Data excerpts:
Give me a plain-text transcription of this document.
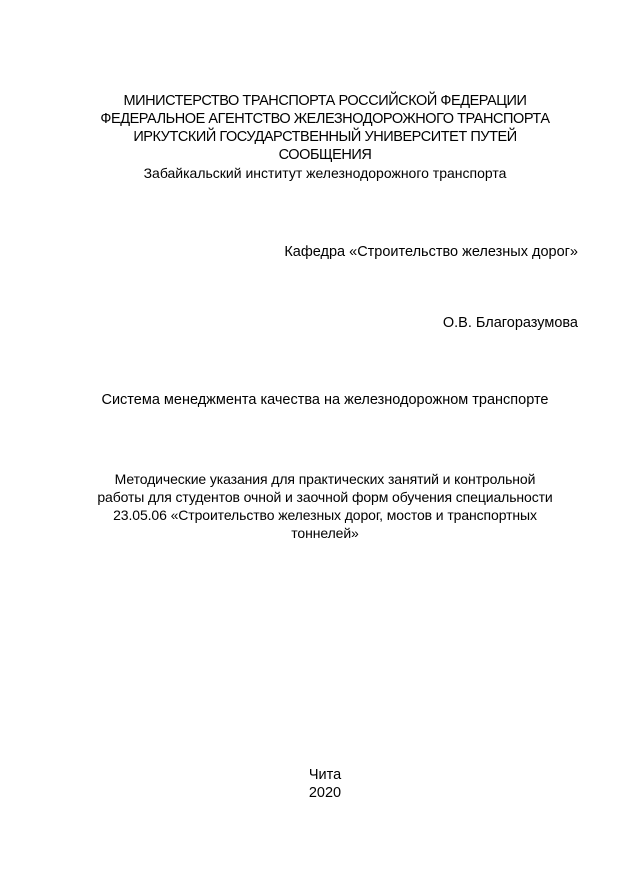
МИНИСТЕРСТВО ТРАНСПОРТА РОССИЙСКОЙ ФЕДЕРАЦИИ
ФЕДЕРАЛЬНОЕ АГЕНТСТВО ЖЕЛЕЗНОДОРОЖНОГО ТРАНСПОРТА
ИРКУТСКИЙ ГОСУДАРСТВЕННЫЙ УНИВЕРСИТЕТ ПУТЕЙ
СООБЩЕНИЯ
Забайкальский институт железнодорожного транспорта
Кафедра «Строительство железных дорог»
О.В. Благоразумова
Система менеджмента качества на железнодорожном транспорте
Методические указания для практических занятий и контрольной
работы для студентов очной и заочной форм обучения специальности
23.05.06 «Строительство железных дорог, мостов и транспортных
тоннелей»
Чита
2020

— EXERCISE AIM —
Filter the records down to the lines that contain the string "железных", and copy those lines.

— RESPONSE —
Кафедра «Строительство железных дорог»
23.05.06 «Строительство железных дорог, мостов и транспортных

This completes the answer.